**WHAT YOU SHOULD DO:**
Without further comment, state how many lines in the listing below contain the word "image".

(Dataset items)
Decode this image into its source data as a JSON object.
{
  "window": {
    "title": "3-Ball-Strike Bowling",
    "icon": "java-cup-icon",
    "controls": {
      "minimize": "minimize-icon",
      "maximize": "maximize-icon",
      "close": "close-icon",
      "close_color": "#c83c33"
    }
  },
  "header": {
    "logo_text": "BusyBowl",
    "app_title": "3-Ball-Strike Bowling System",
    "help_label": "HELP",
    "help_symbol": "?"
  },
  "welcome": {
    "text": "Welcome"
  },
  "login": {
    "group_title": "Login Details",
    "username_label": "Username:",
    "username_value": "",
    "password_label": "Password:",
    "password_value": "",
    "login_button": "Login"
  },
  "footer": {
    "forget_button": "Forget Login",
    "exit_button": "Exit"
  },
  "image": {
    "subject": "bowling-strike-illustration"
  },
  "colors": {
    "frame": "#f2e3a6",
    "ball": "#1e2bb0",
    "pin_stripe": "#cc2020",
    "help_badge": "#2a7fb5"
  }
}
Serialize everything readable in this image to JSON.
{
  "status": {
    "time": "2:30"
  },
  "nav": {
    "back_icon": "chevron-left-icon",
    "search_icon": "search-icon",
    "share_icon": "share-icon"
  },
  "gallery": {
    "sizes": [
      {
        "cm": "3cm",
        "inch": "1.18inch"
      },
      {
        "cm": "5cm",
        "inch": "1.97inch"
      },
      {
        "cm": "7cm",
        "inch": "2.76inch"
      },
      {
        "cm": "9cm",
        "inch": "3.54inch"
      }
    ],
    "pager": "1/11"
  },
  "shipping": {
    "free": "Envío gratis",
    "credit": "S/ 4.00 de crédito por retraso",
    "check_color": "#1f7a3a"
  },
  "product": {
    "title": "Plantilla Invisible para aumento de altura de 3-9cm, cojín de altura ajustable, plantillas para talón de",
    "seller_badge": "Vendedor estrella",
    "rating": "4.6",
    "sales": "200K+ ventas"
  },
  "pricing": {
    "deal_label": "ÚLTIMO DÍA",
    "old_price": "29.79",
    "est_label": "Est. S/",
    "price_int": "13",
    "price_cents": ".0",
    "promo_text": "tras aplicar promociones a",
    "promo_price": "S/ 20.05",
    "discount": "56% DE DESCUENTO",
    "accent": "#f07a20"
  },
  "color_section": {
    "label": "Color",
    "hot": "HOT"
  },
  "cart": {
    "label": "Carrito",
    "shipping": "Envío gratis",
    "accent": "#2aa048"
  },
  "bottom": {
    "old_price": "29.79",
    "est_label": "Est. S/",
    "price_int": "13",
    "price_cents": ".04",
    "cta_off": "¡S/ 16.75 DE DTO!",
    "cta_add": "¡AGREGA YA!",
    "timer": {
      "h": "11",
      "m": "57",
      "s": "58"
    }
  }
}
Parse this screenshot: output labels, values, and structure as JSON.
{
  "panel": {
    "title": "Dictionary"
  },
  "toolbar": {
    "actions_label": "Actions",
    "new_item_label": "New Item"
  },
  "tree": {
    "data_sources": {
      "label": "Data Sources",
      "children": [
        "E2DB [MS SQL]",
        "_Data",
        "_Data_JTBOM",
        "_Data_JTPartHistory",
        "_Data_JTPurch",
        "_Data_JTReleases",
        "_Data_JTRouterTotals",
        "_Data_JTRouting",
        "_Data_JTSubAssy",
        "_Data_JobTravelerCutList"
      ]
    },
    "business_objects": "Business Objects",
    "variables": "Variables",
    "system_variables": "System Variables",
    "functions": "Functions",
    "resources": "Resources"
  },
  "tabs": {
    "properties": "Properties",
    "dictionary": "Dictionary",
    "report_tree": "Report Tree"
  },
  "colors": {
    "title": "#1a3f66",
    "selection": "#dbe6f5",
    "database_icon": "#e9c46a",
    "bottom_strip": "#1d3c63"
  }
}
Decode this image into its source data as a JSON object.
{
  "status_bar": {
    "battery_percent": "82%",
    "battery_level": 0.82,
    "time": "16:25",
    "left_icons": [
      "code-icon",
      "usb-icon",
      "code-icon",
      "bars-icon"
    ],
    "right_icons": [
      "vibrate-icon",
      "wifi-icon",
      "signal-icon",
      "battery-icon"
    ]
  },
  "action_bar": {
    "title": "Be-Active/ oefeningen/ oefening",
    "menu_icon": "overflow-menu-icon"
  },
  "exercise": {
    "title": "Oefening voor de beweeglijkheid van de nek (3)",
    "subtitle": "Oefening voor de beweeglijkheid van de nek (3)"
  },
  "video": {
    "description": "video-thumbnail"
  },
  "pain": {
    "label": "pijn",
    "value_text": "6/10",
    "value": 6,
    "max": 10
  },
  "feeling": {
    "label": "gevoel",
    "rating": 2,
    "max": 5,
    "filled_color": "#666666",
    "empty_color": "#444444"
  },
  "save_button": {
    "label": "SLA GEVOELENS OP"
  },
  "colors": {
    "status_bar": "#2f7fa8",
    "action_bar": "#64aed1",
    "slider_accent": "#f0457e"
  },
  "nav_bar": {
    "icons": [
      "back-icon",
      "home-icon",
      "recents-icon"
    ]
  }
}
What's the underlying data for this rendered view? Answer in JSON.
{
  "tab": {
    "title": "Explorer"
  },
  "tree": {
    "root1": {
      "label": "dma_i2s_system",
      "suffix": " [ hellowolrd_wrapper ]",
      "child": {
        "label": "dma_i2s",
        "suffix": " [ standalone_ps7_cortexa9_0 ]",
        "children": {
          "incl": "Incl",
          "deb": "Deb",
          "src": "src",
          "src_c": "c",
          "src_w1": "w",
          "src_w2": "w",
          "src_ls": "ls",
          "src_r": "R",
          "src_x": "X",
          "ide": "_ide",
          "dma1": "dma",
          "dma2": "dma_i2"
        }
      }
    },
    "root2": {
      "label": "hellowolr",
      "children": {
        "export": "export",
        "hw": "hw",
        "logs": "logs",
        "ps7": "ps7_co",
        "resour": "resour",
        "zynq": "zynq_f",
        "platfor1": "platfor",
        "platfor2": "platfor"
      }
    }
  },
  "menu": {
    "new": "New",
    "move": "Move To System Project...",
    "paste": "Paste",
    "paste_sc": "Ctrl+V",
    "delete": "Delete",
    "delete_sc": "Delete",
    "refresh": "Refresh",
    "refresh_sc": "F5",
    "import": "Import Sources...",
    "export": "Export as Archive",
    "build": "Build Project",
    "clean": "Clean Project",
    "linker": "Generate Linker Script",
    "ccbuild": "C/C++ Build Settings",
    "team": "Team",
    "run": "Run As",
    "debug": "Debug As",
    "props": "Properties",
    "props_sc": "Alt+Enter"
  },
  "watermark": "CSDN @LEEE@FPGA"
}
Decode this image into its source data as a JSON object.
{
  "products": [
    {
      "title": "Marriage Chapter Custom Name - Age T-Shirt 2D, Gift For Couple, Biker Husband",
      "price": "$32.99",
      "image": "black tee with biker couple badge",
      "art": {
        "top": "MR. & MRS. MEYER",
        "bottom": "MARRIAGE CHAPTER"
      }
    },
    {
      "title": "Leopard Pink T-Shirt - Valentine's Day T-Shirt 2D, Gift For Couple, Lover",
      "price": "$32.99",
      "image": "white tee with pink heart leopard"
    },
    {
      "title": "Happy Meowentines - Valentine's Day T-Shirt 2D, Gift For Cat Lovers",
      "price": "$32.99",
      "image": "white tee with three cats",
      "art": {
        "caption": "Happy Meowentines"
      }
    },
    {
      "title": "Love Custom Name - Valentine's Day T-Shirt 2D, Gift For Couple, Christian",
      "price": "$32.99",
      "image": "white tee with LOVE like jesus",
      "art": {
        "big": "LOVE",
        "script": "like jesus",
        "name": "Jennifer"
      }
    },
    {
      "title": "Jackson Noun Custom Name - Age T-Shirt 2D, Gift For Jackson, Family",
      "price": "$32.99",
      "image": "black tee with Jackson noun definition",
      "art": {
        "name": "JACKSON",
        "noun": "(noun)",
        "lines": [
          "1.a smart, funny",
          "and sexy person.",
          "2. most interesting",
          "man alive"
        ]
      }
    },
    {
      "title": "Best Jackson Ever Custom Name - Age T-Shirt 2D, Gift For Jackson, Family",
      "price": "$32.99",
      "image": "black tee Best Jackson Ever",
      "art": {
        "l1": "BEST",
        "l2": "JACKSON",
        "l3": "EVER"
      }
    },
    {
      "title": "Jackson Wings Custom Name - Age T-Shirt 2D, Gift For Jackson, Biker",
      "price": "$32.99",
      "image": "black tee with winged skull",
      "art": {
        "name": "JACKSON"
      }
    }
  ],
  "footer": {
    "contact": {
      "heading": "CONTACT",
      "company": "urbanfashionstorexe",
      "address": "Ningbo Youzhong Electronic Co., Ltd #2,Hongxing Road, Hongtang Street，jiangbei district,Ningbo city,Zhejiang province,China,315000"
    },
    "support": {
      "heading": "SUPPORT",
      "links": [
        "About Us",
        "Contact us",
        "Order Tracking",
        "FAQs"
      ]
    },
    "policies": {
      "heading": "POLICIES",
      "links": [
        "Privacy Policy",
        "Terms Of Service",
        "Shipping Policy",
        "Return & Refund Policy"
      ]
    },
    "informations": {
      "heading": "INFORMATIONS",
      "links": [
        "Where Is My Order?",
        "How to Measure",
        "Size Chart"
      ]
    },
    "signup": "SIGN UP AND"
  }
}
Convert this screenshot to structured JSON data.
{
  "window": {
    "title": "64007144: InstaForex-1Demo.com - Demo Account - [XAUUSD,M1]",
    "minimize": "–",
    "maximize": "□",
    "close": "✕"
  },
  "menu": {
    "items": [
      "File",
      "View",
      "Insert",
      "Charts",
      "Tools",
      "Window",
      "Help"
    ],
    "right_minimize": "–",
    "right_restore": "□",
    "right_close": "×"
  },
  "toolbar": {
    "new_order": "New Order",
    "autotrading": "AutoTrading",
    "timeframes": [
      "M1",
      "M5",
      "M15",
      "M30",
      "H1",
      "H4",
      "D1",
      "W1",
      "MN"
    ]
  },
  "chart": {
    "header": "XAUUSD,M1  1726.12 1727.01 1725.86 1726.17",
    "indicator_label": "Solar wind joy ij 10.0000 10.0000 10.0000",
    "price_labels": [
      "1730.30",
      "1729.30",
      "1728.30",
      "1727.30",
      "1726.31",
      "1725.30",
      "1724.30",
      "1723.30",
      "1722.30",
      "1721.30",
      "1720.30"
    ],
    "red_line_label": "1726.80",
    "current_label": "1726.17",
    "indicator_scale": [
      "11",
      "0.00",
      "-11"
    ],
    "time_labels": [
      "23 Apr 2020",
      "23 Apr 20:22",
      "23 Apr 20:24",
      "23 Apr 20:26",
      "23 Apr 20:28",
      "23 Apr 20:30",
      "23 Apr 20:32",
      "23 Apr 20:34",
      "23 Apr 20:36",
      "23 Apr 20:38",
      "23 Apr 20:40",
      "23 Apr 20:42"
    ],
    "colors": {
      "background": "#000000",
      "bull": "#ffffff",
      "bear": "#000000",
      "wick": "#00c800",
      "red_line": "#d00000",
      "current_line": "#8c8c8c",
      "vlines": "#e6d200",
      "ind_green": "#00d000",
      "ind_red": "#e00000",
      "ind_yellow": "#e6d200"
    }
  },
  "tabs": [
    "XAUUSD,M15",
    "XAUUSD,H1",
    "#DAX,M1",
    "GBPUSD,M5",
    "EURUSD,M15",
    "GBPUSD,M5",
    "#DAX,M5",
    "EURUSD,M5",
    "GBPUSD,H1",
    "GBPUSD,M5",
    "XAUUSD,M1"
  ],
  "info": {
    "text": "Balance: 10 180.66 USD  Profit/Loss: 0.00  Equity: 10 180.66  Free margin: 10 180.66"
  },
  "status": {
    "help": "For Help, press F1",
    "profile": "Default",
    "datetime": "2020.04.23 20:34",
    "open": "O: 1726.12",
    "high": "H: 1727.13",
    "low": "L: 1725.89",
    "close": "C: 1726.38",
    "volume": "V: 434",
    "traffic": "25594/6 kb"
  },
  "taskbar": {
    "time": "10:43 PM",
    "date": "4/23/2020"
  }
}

**TASK ANSWER:**
12